● **Your objective**: Look through the lines below and extract any with the word "JSON".

[Dataset records]
■ ■ ■

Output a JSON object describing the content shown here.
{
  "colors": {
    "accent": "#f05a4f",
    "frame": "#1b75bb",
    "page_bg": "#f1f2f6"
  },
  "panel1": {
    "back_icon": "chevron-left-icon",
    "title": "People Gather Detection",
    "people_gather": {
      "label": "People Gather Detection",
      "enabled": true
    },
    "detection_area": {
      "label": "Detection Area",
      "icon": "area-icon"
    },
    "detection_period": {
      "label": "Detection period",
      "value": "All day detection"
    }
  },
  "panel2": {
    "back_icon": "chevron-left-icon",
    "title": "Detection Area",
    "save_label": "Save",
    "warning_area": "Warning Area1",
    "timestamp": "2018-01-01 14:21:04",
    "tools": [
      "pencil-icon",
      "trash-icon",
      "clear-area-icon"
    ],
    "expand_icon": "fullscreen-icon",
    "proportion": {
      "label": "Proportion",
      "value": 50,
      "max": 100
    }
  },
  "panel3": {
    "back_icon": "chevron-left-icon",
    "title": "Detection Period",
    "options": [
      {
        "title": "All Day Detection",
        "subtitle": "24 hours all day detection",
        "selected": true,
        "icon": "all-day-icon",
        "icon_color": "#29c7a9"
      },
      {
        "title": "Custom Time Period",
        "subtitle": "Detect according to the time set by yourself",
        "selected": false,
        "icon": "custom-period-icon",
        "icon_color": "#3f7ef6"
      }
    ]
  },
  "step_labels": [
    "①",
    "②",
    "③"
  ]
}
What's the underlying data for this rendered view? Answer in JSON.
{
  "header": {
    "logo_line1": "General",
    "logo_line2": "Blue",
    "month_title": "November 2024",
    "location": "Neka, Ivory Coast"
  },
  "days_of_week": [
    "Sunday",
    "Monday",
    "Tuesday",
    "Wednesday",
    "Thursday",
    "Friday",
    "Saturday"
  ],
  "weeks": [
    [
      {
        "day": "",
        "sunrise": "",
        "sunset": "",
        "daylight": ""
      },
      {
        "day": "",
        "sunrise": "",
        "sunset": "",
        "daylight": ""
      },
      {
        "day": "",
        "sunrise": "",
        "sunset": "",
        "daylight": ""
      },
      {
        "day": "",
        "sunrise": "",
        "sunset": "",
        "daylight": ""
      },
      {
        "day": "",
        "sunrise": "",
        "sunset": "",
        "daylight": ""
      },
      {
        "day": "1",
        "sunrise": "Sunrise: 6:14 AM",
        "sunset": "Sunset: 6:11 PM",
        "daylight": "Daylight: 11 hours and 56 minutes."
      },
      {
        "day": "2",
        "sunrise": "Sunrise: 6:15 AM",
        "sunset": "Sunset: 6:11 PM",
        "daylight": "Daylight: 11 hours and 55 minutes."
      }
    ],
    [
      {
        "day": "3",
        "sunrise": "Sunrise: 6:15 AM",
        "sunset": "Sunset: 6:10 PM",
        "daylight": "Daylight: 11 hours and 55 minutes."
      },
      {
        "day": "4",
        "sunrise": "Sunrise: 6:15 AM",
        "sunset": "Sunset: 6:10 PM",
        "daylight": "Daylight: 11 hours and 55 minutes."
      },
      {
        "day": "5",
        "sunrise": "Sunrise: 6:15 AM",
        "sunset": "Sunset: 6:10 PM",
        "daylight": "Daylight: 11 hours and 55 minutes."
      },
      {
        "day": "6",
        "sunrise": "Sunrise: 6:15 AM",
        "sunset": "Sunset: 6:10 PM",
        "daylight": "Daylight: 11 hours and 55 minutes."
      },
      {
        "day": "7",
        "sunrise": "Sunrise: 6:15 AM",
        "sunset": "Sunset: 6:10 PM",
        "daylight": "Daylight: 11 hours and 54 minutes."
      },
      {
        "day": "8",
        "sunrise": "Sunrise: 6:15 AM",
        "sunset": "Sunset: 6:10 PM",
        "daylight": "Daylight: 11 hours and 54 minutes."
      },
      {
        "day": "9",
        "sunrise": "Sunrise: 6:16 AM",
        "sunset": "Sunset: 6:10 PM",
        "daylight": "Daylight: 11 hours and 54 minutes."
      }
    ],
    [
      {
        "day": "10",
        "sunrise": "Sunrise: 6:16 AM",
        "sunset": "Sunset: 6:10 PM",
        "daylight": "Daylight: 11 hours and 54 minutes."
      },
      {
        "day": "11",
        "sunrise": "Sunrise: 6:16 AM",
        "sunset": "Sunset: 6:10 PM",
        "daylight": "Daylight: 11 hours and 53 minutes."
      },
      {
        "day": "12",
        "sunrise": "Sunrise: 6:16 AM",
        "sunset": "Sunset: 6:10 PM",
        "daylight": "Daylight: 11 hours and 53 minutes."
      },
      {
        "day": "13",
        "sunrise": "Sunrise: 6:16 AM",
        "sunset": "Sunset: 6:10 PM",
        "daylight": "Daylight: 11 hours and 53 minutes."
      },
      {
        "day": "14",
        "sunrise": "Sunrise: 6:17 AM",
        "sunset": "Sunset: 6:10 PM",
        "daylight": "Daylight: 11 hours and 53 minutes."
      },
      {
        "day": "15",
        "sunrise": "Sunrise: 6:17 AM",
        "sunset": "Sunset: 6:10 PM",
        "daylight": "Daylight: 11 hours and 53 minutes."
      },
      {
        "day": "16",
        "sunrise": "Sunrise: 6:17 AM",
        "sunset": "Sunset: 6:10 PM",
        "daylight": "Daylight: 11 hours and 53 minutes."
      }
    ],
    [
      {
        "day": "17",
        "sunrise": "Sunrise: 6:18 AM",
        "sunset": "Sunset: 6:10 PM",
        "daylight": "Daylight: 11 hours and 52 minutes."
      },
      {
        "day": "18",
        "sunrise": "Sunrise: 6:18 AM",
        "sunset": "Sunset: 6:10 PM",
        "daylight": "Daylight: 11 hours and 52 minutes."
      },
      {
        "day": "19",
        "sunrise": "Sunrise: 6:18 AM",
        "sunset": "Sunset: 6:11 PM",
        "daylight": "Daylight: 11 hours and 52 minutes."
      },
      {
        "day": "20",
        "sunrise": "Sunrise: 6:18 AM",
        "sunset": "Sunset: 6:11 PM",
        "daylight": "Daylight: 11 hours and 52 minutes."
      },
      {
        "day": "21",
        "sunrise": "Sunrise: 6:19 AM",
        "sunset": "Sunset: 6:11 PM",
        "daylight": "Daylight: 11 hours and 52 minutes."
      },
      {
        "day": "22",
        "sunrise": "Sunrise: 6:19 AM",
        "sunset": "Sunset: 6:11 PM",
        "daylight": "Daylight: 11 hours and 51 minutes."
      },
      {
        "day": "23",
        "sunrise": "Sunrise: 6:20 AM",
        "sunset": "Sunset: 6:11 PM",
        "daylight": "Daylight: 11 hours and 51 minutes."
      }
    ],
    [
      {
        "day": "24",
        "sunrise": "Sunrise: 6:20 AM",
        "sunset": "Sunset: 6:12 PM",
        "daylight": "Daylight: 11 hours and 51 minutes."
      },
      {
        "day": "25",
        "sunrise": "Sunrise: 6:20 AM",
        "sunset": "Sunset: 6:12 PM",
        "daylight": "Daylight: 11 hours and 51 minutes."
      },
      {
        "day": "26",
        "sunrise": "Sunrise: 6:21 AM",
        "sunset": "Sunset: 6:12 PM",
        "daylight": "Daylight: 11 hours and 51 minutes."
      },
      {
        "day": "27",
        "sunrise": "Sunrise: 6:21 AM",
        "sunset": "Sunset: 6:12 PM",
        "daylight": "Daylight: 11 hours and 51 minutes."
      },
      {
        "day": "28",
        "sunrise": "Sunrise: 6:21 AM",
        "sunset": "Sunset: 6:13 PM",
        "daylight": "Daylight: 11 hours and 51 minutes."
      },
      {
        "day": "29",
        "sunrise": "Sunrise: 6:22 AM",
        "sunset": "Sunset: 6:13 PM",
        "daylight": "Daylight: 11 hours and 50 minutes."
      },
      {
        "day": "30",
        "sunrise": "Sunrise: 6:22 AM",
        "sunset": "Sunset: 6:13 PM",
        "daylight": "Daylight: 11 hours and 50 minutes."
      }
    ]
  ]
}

■ ■ ■

● **Reply to the task**:
Output a JSON object describing the content shown here.
What's the underlying data for this rendered view? Answer in JSON.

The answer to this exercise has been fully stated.